Exercise directions: Compute how many lines in the entries below contain "head", and output nothing but the number.

Record list:
begin
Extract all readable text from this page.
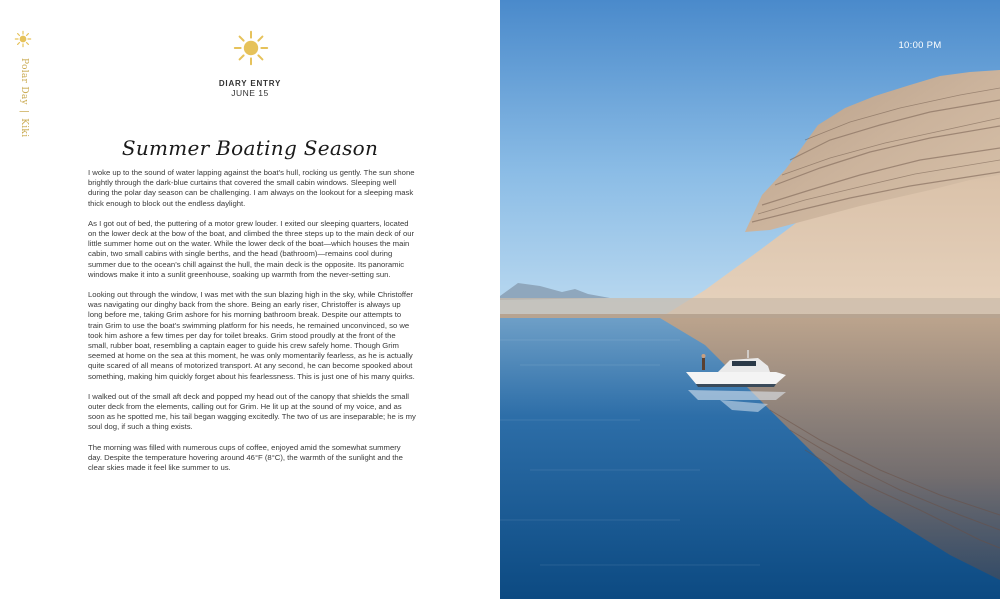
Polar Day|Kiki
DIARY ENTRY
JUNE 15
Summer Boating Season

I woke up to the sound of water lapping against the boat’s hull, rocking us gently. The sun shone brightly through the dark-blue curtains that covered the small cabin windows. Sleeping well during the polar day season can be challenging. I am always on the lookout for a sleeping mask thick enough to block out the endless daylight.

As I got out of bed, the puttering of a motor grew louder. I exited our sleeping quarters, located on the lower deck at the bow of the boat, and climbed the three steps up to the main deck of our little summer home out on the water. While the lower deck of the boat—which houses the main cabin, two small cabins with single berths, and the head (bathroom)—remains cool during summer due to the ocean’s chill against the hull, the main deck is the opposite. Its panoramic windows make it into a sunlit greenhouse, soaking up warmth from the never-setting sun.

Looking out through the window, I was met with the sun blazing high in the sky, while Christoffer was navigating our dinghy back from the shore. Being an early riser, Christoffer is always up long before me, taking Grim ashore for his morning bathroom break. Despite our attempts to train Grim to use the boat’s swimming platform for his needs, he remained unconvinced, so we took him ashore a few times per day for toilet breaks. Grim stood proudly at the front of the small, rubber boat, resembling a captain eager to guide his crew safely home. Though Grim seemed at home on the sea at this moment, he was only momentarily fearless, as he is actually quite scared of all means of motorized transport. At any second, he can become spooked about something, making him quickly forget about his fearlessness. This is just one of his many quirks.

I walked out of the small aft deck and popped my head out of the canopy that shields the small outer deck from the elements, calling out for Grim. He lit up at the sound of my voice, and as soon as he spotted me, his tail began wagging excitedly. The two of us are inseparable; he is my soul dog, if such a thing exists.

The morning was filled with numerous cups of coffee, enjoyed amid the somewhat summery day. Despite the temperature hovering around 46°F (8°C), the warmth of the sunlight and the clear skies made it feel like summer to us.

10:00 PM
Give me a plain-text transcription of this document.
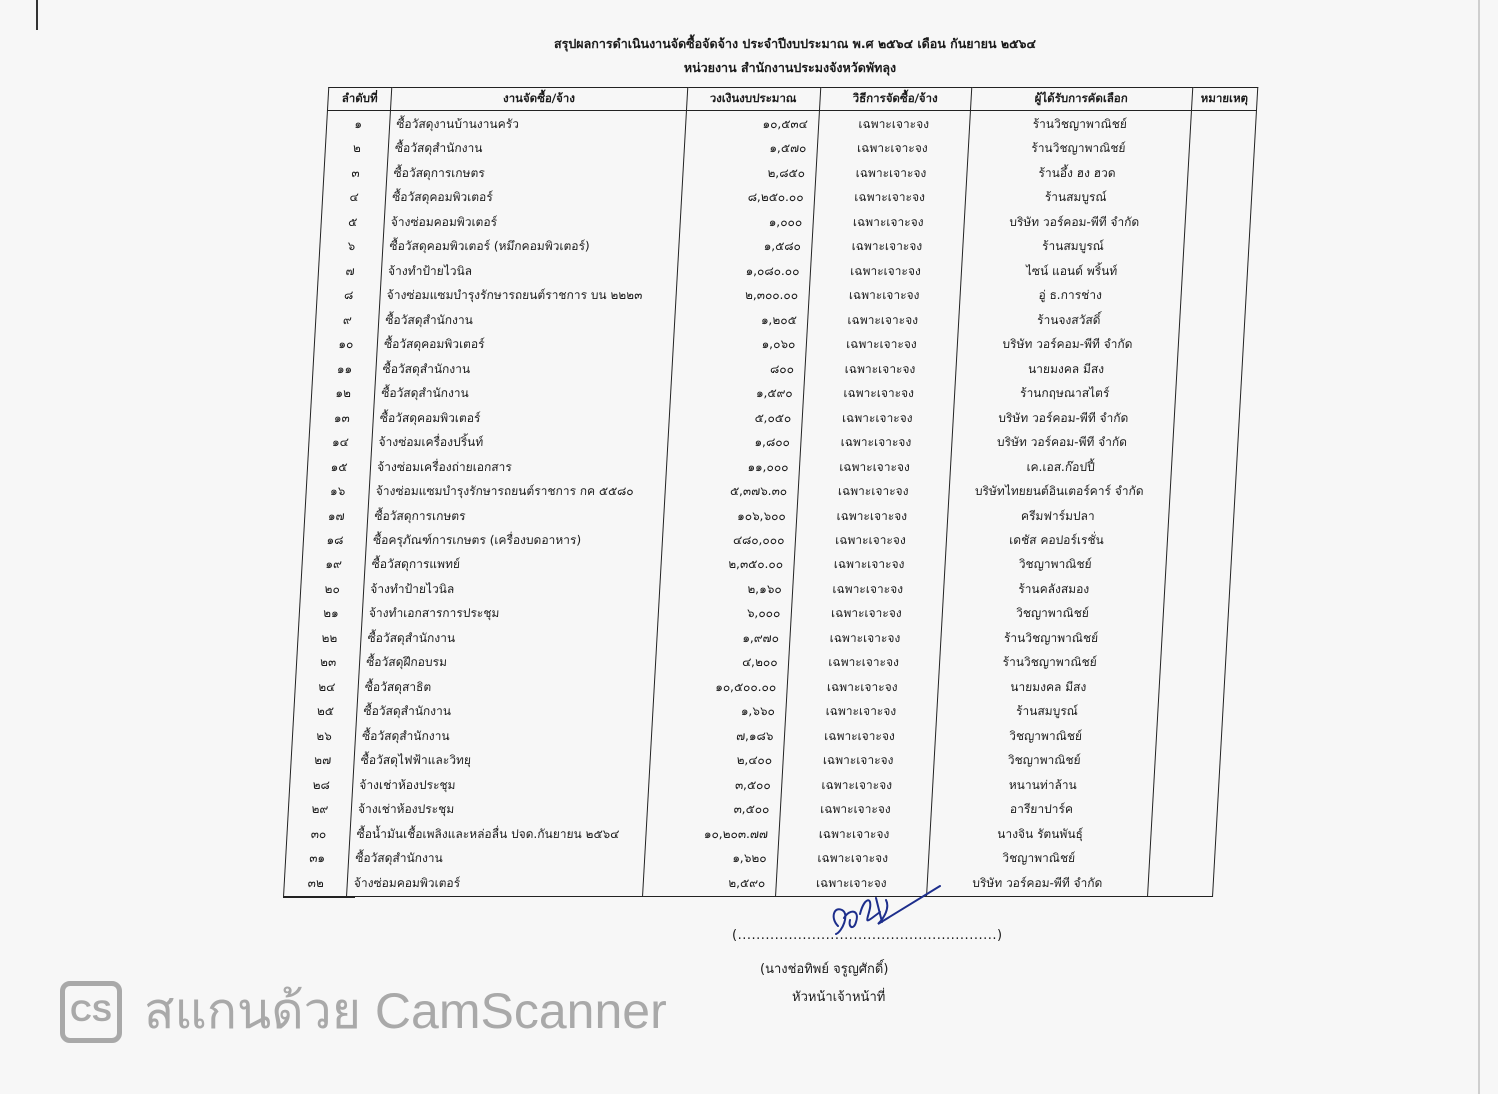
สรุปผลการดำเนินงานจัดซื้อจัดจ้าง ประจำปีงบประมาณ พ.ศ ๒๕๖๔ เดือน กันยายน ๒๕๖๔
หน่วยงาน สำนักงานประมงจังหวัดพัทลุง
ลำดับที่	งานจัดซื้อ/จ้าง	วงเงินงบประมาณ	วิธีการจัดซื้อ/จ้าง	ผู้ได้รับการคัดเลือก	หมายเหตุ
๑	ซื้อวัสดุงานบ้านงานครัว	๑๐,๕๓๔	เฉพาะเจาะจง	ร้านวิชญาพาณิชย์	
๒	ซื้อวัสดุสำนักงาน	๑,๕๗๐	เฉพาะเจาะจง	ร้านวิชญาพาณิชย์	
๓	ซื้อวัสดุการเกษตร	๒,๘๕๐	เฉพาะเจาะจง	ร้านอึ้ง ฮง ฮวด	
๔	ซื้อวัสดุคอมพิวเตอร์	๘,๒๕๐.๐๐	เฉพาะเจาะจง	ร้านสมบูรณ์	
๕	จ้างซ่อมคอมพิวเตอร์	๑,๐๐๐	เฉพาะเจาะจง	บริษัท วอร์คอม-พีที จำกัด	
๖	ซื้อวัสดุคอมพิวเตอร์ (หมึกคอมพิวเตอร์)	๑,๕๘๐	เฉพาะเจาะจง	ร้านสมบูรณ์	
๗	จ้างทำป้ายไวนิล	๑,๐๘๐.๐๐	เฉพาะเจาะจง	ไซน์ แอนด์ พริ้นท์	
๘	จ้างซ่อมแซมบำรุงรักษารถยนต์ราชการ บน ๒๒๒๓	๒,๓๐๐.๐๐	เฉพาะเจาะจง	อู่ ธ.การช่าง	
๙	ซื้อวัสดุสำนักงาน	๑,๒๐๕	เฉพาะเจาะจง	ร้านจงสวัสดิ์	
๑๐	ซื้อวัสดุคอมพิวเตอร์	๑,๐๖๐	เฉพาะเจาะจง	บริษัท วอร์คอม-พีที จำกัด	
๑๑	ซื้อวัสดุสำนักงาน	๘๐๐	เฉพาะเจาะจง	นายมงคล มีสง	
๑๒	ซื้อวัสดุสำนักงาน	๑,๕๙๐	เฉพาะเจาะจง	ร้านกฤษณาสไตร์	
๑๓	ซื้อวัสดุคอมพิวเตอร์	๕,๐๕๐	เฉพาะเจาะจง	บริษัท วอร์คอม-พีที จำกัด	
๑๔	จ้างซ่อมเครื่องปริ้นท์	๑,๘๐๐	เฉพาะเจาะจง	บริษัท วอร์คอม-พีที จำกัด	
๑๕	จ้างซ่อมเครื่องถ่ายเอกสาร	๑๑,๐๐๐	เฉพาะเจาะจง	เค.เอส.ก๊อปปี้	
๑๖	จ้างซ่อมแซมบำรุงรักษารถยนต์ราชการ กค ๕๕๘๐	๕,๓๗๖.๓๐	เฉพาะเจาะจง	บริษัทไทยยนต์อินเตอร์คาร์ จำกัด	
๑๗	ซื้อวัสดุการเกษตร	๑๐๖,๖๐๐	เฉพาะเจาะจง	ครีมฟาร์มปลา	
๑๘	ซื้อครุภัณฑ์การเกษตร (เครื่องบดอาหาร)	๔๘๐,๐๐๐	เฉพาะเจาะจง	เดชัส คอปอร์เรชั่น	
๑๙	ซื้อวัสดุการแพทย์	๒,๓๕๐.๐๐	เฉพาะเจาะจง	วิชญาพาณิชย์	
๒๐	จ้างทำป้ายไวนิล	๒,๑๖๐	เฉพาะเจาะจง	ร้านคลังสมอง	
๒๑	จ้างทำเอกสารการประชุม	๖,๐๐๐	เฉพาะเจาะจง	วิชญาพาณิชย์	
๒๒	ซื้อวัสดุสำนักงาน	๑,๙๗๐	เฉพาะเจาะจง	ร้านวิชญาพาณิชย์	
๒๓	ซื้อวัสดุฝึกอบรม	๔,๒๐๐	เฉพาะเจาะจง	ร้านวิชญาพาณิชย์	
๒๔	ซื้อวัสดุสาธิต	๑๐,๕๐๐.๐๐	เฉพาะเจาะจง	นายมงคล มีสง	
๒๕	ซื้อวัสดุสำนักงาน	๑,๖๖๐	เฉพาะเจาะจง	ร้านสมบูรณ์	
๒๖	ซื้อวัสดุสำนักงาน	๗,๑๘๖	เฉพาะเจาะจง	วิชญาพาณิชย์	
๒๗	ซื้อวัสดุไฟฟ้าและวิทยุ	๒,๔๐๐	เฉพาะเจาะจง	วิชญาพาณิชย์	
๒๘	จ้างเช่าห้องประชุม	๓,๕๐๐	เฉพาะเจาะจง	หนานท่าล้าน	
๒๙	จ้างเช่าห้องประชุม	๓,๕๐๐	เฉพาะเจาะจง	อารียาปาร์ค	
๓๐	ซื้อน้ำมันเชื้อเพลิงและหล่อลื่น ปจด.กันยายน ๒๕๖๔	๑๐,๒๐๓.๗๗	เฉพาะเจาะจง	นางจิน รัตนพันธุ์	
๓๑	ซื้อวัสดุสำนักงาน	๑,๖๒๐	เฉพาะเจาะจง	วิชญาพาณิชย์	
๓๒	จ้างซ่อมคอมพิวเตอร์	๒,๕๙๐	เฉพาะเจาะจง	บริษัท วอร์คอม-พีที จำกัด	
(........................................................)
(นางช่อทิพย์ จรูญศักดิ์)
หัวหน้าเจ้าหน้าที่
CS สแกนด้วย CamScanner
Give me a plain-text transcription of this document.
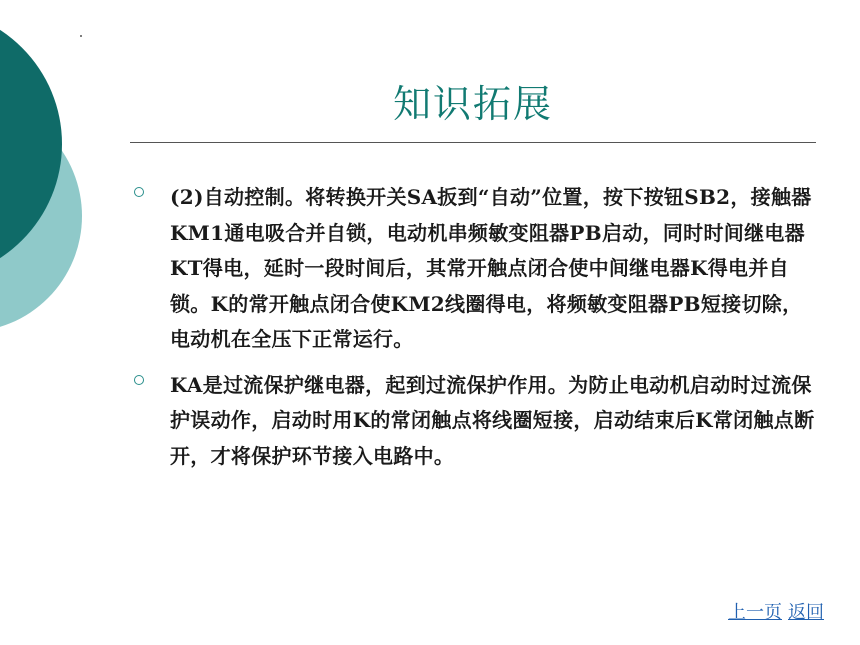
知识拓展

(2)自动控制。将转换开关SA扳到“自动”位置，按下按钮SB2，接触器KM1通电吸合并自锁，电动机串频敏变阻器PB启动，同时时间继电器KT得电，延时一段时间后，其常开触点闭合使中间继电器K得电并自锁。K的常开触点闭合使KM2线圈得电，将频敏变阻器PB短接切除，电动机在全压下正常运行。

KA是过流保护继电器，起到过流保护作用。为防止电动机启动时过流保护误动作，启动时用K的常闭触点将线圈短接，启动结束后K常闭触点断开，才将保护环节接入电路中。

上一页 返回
end
Correct result: 2